* What is asked *
Leave out every picture, then transcribe the rest of the listing exactly.

* Data section *
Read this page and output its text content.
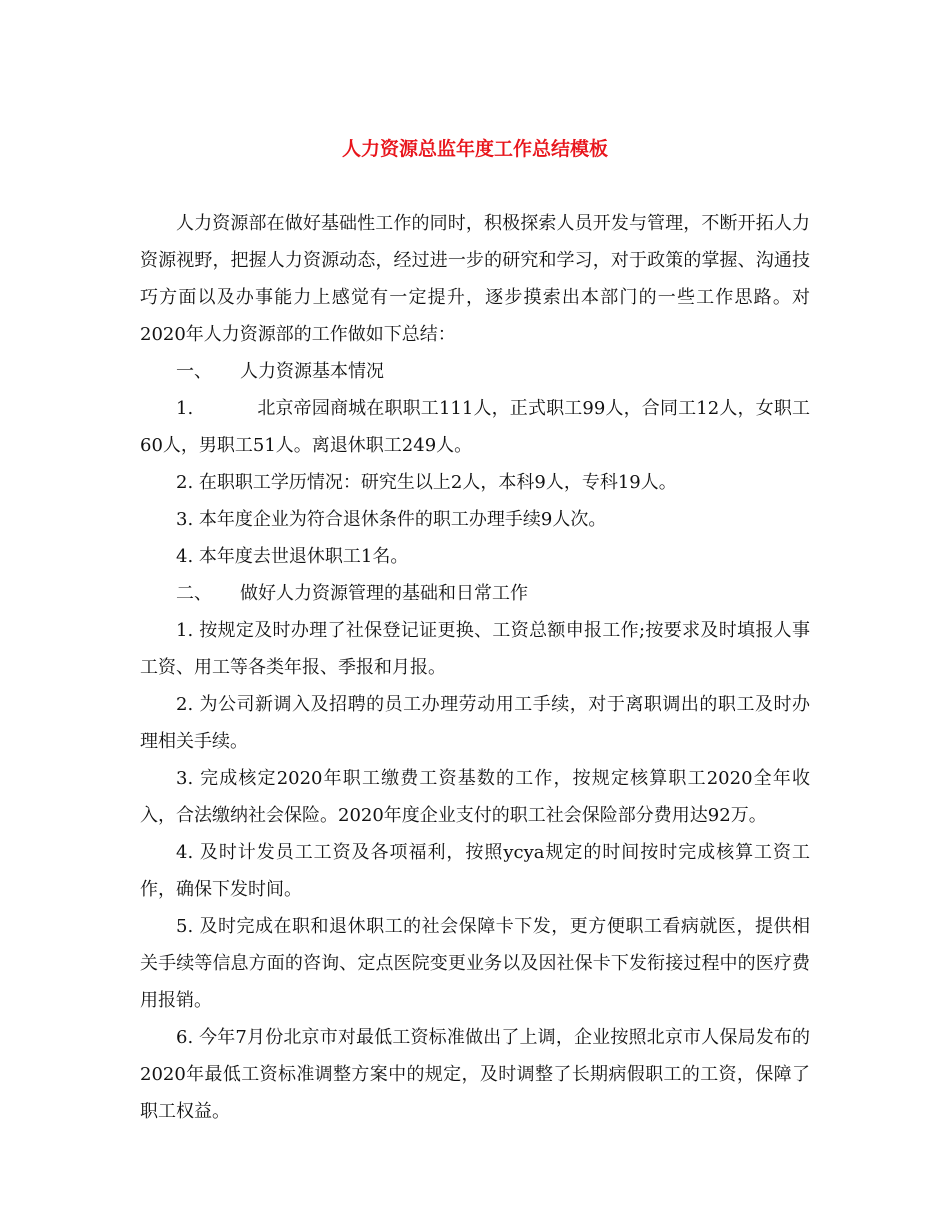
人力资源总监年度工作总结模板

人力资源部在做好基础性工作的同时，积极探索人员开发与管理，不断开拓人力资源视野，把握人力资源动态，经过进一步的研究和学习，对于政策的掌握、沟通技巧方面以及办事能力上感觉有一定提升，逐步摸索出本部门的一些工作思路。对2020年人力资源部的工作做如下总结：

一、 人力资源基本情况

1.	北京帝园商城在职职工111人，正式职工99人，合同工12人，女职工60人，男职工51人。离退休职工249人。

2. 在职职工学历情况：研究生以上2人，本科9人，专科19人。

3. 本年度企业为符合退休条件的职工办理手续9人次。

4. 本年度去世退休职工1名。

二、 做好人力资源管理的基础和日常工作

1. 按规定及时办理了社保登记证更换、工资总额申报工作;按要求及时填报人事工资、用工等各类年报、季报和月报。

2. 为公司新调入及招聘的员工办理劳动用工手续，对于离职调出的职工及时办理相关手续。

3. 完成核定2020年职工缴费工资基数的工作，按规定核算职工2020全年收入，合法缴纳社会保险。2020年度企业支付的职工社会保险部分费用达92万。

4. 及时计发员工工资及各项福利，按照ycya规定的时间按时完成核算工资工作，确保下发时间。

5. 及时完成在职和退休职工的社会保障卡下发，更方便职工看病就医，提供相关手续等信息方面的咨询、定点医院变更业务以及因社保卡下发衔接过程中的医疗费用报销。

6. 今年7月份北京市对最低工资标准做出了上调，企业按照北京市人保局发布的2020年最低工资标准调整方案中的规定，及时调整了长期病假职工的工资，保障了职工权益。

* Exercise output *
Read this page and output its text content.
人力资源总监年度工作总结模板

人力资源部在做好基础性工作的同时，积极探索人员开发与管理，不断开拓人力资源视野，把握人力资源动态，经过进一步的研究和学习，对于政策的掌握、沟通技巧方面以及办事能力上感觉有一定提升，逐步摸索出本部门的一些工作思路。对2020年人力资源部的工作做如下总结：

一、 人力资源基本情况

1.	北京帝园商城在职职工111人，正式职工99人，合同工12人，女职工60人，男职工51人。离退休职工249人。

2. 在职职工学历情况：研究生以上2人，本科9人，专科19人。

3. 本年度企业为符合退休条件的职工办理手续9人次。

4. 本年度去世退休职工1名。

二、 做好人力资源管理的基础和日常工作

1. 按规定及时办理了社保登记证更换、工资总额申报工作;按要求及时填报人事工资、用工等各类年报、季报和月报。

2. 为公司新调入及招聘的员工办理劳动用工手续，对于离职调出的职工及时办理相关手续。

3. 完成核定2020年职工缴费工资基数的工作，按规定核算职工2020全年收入，合法缴纳社会保险。2020年度企业支付的职工社会保险部分费用达92万。

4. 及时计发员工工资及各项福利，按照ycya规定的时间按时完成核算工资工作，确保下发时间。

5. 及时完成在职和退休职工的社会保障卡下发，更方便职工看病就医，提供相关手续等信息方面的咨询、定点医院变更业务以及因社保卡下发衔接过程中的医疗费用报销。

6. 今年7月份北京市对最低工资标准做出了上调，企业按照北京市人保局发布的2020年最低工资标准调整方案中的规定，及时调整了长期病假职工的工资，保障了职工权益。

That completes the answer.